# PROVIDED RECORDS

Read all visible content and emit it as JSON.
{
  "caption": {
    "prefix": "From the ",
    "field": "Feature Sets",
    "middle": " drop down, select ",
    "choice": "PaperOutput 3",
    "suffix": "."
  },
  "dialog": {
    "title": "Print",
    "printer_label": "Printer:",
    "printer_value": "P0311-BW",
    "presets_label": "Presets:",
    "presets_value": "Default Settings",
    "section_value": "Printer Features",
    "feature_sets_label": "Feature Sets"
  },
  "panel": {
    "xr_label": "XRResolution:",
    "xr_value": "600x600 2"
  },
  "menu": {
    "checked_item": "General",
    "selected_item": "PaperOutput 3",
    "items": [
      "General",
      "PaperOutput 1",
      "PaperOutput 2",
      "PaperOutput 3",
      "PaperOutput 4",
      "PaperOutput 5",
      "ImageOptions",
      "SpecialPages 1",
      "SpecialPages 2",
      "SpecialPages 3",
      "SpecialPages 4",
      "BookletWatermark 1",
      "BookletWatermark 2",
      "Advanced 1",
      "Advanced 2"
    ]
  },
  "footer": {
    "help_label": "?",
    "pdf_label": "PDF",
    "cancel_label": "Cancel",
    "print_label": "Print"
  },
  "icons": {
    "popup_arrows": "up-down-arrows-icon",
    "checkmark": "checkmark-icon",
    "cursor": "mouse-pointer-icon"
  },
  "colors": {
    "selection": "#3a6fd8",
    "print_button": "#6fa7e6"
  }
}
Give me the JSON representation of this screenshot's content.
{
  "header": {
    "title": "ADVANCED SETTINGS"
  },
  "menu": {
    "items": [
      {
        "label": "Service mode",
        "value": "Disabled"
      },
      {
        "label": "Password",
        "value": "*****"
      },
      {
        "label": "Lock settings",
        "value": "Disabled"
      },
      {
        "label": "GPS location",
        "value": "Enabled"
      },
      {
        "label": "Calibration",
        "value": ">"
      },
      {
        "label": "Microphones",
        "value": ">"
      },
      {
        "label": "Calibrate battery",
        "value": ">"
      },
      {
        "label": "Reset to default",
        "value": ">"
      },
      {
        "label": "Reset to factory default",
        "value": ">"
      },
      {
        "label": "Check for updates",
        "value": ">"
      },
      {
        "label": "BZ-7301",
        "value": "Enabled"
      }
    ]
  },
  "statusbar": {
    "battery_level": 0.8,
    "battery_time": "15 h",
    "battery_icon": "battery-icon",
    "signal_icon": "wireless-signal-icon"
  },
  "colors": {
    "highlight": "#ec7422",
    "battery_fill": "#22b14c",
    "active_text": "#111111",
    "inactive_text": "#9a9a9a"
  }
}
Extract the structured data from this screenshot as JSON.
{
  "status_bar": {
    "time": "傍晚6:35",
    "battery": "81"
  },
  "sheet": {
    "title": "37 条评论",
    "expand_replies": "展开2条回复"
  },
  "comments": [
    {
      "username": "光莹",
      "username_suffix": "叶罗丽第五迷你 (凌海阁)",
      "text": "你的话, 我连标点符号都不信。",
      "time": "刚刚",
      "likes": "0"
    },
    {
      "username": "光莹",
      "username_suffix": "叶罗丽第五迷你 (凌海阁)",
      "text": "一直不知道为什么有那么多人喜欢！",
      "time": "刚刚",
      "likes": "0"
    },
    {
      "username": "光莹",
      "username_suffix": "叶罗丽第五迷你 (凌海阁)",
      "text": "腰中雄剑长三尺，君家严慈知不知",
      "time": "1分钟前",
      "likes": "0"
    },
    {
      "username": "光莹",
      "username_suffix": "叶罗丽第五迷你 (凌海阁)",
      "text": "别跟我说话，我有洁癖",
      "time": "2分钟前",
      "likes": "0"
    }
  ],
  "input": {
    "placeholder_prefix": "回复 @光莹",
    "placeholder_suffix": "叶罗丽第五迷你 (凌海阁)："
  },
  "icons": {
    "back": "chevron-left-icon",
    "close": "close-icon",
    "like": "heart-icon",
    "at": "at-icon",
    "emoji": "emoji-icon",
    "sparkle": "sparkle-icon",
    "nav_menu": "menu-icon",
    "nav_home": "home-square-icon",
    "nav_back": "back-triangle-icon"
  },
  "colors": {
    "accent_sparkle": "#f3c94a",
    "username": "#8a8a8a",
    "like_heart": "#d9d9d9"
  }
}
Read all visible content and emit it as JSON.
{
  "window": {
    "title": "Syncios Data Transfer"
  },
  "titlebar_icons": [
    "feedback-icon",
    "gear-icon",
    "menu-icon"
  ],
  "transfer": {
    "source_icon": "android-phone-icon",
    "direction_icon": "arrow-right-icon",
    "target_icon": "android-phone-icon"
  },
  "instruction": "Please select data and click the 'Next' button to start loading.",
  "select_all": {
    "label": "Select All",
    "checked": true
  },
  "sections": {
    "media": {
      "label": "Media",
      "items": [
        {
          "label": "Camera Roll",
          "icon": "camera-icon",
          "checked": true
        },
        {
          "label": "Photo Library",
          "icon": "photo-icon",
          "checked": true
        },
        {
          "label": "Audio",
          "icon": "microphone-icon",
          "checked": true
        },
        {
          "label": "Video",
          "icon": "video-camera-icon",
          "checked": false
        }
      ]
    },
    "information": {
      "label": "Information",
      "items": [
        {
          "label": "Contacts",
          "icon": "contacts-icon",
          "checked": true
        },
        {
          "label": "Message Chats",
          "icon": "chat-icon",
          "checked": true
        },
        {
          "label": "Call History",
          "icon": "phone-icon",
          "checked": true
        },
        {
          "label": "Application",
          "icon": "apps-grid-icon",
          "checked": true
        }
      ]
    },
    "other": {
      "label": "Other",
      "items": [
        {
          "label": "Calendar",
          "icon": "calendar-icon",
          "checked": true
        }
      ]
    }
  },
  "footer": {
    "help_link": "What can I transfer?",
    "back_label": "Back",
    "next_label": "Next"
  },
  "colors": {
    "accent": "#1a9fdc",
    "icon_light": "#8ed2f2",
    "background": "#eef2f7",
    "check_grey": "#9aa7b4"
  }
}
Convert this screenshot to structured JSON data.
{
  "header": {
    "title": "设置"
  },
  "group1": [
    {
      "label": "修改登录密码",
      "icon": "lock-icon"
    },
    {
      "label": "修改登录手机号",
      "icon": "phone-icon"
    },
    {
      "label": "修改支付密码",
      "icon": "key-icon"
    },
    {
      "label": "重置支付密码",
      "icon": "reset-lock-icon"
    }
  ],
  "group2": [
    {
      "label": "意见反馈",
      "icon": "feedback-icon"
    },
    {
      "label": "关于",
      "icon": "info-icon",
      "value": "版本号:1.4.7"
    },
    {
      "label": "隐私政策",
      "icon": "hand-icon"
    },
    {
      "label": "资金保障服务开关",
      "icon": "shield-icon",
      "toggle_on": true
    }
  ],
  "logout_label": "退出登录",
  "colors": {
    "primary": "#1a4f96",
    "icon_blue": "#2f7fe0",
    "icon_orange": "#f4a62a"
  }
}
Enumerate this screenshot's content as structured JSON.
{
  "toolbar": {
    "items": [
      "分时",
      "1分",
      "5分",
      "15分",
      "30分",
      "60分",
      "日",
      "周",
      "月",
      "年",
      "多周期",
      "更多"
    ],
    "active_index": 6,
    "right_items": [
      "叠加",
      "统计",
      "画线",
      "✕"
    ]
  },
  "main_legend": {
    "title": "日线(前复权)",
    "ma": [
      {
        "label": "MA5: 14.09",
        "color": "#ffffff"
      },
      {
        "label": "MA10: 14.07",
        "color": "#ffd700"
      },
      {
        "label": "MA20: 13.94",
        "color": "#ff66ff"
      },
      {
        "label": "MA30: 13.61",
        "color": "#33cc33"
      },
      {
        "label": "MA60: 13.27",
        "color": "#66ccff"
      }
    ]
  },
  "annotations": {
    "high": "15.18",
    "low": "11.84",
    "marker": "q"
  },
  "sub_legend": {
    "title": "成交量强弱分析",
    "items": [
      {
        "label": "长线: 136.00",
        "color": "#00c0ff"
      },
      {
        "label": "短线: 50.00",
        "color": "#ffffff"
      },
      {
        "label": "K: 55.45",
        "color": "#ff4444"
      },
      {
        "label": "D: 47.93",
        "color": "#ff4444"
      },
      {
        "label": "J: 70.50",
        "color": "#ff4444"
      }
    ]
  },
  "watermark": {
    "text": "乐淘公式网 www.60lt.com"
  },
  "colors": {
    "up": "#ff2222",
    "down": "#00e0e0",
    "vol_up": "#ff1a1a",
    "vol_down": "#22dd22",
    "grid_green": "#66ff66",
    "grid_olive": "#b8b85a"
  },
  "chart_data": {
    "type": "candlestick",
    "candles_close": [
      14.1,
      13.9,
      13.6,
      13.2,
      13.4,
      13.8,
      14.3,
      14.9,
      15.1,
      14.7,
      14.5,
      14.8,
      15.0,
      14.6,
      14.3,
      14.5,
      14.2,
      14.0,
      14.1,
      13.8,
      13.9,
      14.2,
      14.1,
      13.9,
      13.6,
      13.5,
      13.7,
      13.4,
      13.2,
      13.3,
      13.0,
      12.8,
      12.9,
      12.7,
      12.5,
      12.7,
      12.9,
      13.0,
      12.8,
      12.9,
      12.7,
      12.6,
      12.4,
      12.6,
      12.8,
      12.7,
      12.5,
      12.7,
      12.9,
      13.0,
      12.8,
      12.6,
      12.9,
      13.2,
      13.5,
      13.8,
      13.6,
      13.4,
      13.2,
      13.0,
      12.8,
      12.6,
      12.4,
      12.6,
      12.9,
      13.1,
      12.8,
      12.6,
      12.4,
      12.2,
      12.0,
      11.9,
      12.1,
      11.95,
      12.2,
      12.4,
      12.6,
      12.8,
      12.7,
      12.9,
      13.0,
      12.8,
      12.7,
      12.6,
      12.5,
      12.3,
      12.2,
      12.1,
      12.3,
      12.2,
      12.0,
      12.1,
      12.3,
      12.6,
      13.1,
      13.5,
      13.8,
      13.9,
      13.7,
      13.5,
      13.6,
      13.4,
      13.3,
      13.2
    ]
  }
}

# GOAL OF THE EXERCISE
Show the lines from the data above that contain the string "Next".

# RESPONSE
  "instruction": "Please select data and click the 'Next' button to start loading.",
    "next_label": "Next"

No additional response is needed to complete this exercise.